→ EXERCISE DESCRIPTION
Output each entry below as it stands, leaving out every picture.

→ DATA RECORDS

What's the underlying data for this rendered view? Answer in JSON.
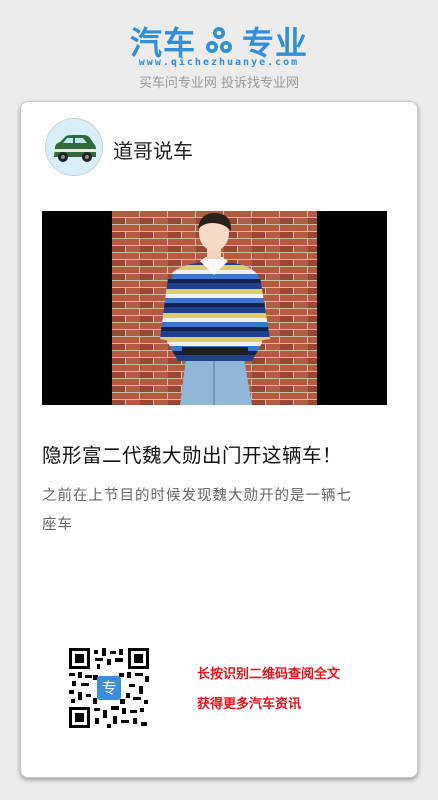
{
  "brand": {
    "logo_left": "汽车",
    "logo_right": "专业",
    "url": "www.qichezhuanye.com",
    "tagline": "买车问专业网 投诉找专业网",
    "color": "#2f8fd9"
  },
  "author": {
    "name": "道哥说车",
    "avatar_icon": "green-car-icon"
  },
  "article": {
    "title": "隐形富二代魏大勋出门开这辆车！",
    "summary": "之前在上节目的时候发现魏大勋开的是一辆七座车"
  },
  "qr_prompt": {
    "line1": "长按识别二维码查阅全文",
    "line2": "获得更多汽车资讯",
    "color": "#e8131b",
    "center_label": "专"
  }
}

→ RESPONSE TO THIS EXERCISE
What's the underlying data for this rendered view? Answer in JSON.
{
  "brand": {
    "logo_left": "汽车",
    "logo_right": "专业",
    "url": "www.qichezhuanye.com",
    "tagline": "买车问专业网 投诉找专业网",
    "color": "#2f8fd9"
  },
  "author": {
    "name": "道哥说车",
    "avatar_icon": "green-car-icon"
  },
  "article": {
    "title": "隐形富二代魏大勋出门开这辆车！",
    "summary": "之前在上节目的时候发现魏大勋开的是一辆七座车"
  },
  "qr_prompt": {
    "line1": "长按识别二维码查阅全文",
    "line2": "获得更多汽车资讯",
    "color": "#e8131b",
    "center_label": "专"
  }
}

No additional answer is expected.